— Start Data shown —

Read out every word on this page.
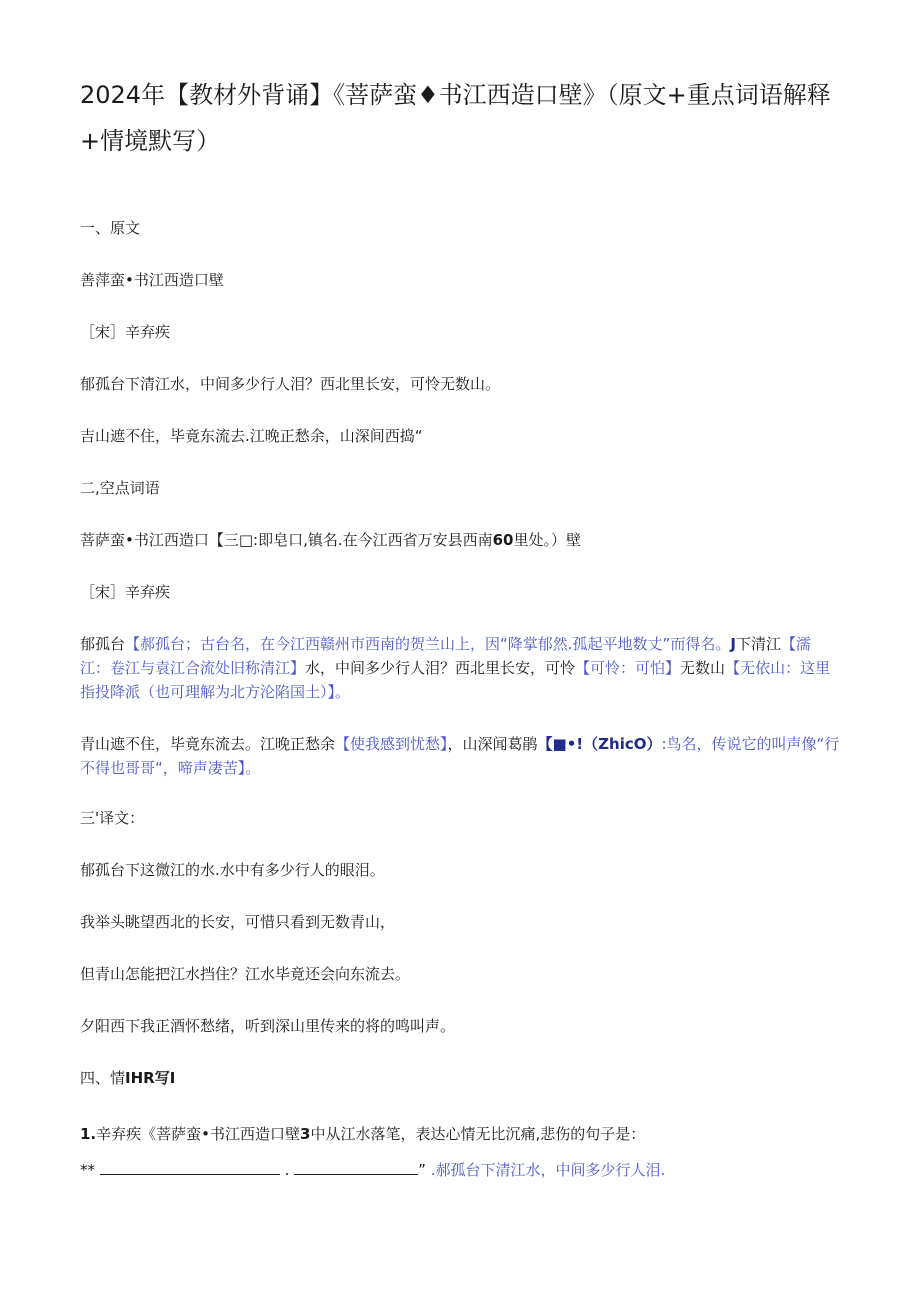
2024年【教材外背诵】《菩萨蛮♦书江西造口壁》（原文+重点词语解释+情境默写）
一、原文
善萍蛮•书江西造口壁
［宋］辛弃疾
郁孤台下清江水，中间多少行人泪？西北里长安，可怜无数山。
吉山遮不住，毕竟东流去.江晚正愁余，山深间西捣“
二,空点词语
菩萨蛮•书江西造口【三□:即皂口,镇名.在今江西省万安县西南60里处。）壁
［宋］辛弃疾
郁孤台【郝孤台；古台名，在今江西赣州市西南的贺兰山上，因“降掌郁然.孤起平地数丈”而得名。J下清江【濡江：卷江与袁江合流处旧称清江】水，中间多少行人泪？西北里长安，可怜【可怜：可怕】无数山【无依山：这里指投降派（也可理解为北方沦陷国土）】。
青山遮不住，毕竟东流去。江晚正愁余【使我感到忧愁】，山深闻葛鹃【■•!（ZhicO）:鸟名，传说它的叫声像“行不得也哥哥“，啼声凄苦】。
三'译文：
郁孤台下这微江的水.水中有多少行人的眼泪。
我举头眺望西北的长安，可惜只看到无数青山，
但青山怎能把江水挡住？江水毕竟还会向东流去。
夕阳西下我正酒怀愁绪，听到深山里传来的将的鸣叫声。
四、情IHR写I
1.辛弃疾《菩萨蛮•书江西造口壁3中从江水落笔，表达心情无比沉痛,悲伤的句子是：
**	.	” .郝孤台下清江水，中间多少行人泪.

— End Data shown —

Return all of the entries exactly as written, but drop any pictures they hold.

Read out every word on this page.
2024年【教材外背诵】《菩萨蛮♦书江西造口壁》（原文+重点词语解释+情境默写）
一、原文
善萍蛮•书江西造口壁
［宋］辛弃疾
郁孤台下清江水，中间多少行人泪？西北里长安，可怜无数山。
吉山遮不住，毕竟东流去.江晚正愁余，山深间西捣“
二,空点词语
菩萨蛮•书江西造口【三□:即皂口,镇名.在今江西省万安县西南60里处。）壁
［宋］辛弃疾
郁孤台【郝孤台；古台名，在今江西赣州市西南的贺兰山上，因“降掌郁然.孤起平地数丈”而得名。J下清江【濡江：卷江与袁江合流处旧称清江】水，中间多少行人泪？西北里长安，可怜【可怜：可怕】无数山【无依山：这里指投降派（也可理解为北方沦陷国土）】。
青山遮不住，毕竟东流去。江晚正愁余【使我感到忧愁】，山深闻葛鹃【■•!（ZhicO）:鸟名，传说它的叫声像“行不得也哥哥“，啼声凄苦】。
三'译文：
郁孤台下这微江的水.水中有多少行人的眼泪。
我举头眺望西北的长安，可惜只看到无数青山，
但青山怎能把江水挡住？江水毕竟还会向东流去。
夕阳西下我正酒怀愁绪，听到深山里传来的将的鸣叫声。
四、情IHR写I
1.辛弃疾《菩萨蛮•书江西造口壁3中从江水落笔，表达心情无比沉痛,悲伤的句子是：
**	.	” .郝孤台下清江水，中间多少行人泪.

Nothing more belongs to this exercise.